* RECORDS SUPPLIED *

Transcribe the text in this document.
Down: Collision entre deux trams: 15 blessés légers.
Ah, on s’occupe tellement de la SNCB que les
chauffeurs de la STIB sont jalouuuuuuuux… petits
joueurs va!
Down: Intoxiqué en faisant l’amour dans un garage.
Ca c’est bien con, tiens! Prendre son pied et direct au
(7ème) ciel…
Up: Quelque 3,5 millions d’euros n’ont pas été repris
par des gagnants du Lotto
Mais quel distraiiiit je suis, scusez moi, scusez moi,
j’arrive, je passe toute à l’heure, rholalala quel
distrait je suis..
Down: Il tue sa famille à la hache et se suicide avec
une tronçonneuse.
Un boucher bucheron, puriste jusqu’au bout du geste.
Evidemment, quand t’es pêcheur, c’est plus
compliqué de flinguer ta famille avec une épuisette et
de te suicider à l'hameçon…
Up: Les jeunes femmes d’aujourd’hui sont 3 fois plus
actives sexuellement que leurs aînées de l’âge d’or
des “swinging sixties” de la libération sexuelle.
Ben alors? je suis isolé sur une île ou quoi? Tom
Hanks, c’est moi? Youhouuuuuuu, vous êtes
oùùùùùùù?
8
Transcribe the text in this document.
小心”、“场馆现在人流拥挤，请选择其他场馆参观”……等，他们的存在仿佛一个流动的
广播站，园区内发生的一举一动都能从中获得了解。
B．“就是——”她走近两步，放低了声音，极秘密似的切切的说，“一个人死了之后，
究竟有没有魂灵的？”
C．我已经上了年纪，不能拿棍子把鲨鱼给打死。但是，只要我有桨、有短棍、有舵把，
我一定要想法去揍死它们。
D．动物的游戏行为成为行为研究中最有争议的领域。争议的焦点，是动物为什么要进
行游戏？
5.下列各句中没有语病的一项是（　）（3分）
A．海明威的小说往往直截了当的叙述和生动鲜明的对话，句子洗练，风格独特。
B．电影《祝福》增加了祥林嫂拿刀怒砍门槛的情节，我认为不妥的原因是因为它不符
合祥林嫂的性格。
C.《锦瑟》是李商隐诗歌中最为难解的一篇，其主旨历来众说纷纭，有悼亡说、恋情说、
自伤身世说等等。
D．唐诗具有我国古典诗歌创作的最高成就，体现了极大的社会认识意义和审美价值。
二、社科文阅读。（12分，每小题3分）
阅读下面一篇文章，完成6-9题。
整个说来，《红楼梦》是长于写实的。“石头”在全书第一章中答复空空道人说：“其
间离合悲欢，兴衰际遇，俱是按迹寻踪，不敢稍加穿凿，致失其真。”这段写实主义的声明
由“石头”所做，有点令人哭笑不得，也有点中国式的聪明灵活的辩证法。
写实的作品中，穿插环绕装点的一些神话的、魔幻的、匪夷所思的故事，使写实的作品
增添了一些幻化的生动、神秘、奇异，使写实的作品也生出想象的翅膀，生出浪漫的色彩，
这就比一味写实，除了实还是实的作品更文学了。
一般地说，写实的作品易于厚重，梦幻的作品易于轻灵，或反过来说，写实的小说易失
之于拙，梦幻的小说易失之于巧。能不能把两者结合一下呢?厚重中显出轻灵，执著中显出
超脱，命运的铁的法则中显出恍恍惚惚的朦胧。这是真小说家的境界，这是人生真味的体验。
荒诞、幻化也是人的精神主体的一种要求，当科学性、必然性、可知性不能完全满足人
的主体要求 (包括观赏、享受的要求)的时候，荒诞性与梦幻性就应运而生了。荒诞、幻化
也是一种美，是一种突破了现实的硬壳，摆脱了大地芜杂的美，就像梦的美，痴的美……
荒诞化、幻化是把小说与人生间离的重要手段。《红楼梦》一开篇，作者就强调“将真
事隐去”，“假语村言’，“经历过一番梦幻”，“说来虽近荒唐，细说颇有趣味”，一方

* STATED PROBLEM *
Extract all of the data shown above and repeat it verbatim.

* TASK SOLUTION *
Transcribe the text in this document.
Down: Collision entre deux trams: 15 blessés légers.
Ah, on s’occupe tellement de la SNCB que les
chauffeurs de la STIB sont jalouuuuuuuux… petits
joueurs va!
Down: Intoxiqué en faisant l’amour dans un garage.
Ca c’est bien con, tiens! Prendre son pied et direct au
(7ème) ciel…
Up: Quelque 3,5 millions d’euros n’ont pas été repris
par des gagnants du Lotto
Mais quel distraiiiit je suis, scusez moi, scusez moi,
j’arrive, je passe toute à l’heure, rholalala quel
distrait je suis..
Down: Il tue sa famille à la hache et se suicide avec
une tronçonneuse.
Un boucher bucheron, puriste jusqu’au bout du geste.
Evidemment, quand t’es pêcheur, c’est plus
compliqué de flinguer ta famille avec une épuisette et
de te suicider à l'hameçon…
Up: Les jeunes femmes d’aujourd’hui sont 3 fois plus
actives sexuellement que leurs aînées de l’âge d’or
des “swinging sixties” de la libération sexuelle.
Ben alors? je suis isolé sur une île ou quoi? Tom
Hanks, c’est moi? Youhouuuuuuu, vous êtes
oùùùùùùù?
8
Transcribe the text in this document.
小心”、“场馆现在人流拥挤，请选择其他场馆参观”……等，他们的存在仿佛一个流动的
广播站，园区内发生的一举一动都能从中获得了解。
B．“就是——”她走近两步，放低了声音，极秘密似的切切的说，“一个人死了之后，
究竟有没有魂灵的？”
C．我已经上了年纪，不能拿棍子把鲨鱼给打死。但是，只要我有桨、有短棍、有舵把，
我一定要想法去揍死它们。
D．动物的游戏行为成为行为研究中最有争议的领域。争议的焦点，是动物为什么要进
行游戏？
5.下列各句中没有语病的一项是（　）（3分）
A．海明威的小说往往直截了当的叙述和生动鲜明的对话，句子洗练，风格独特。
B．电影《祝福》增加了祥林嫂拿刀怒砍门槛的情节，我认为不妥的原因是因为它不符
合祥林嫂的性格。
C.《锦瑟》是李商隐诗歌中最为难解的一篇，其主旨历来众说纷纭，有悼亡说、恋情说、
自伤身世说等等。
D．唐诗具有我国古典诗歌创作的最高成就，体现了极大的社会认识意义和审美价值。
二、社科文阅读。（12分，每小题3分）
阅读下面一篇文章，完成6-9题。
整个说来，《红楼梦》是长于写实的。“石头”在全书第一章中答复空空道人说：“其
间离合悲欢，兴衰际遇，俱是按迹寻踪，不敢稍加穿凿，致失其真。”这段写实主义的声明
由“石头”所做，有点令人哭笑不得，也有点中国式的聪明灵活的辩证法。
写实的作品中，穿插环绕装点的一些神话的、魔幻的、匪夷所思的故事，使写实的作品
增添了一些幻化的生动、神秘、奇异，使写实的作品也生出想象的翅膀，生出浪漫的色彩，
这就比一味写实，除了实还是实的作品更文学了。
一般地说，写实的作品易于厚重，梦幻的作品易于轻灵，或反过来说，写实的小说易失
之于拙，梦幻的小说易失之于巧。能不能把两者结合一下呢?厚重中显出轻灵，执著中显出
超脱，命运的铁的法则中显出恍恍惚惚的朦胧。这是真小说家的境界，这是人生真味的体验。
荒诞、幻化也是人的精神主体的一种要求，当科学性、必然性、可知性不能完全满足人
的主体要求 (包括观赏、享受的要求)的时候，荒诞性与梦幻性就应运而生了。荒诞、幻化
也是一种美，是一种突破了现实的硬壳，摆脱了大地芜杂的美，就像梦的美，痴的美……
荒诞化、幻化是把小说与人生间离的重要手段。《红楼梦》一开篇，作者就强调“将真
事隐去”，“假语村言’，“经历过一番梦幻”，“说来虽近荒唐，细说颇有趣味”，一方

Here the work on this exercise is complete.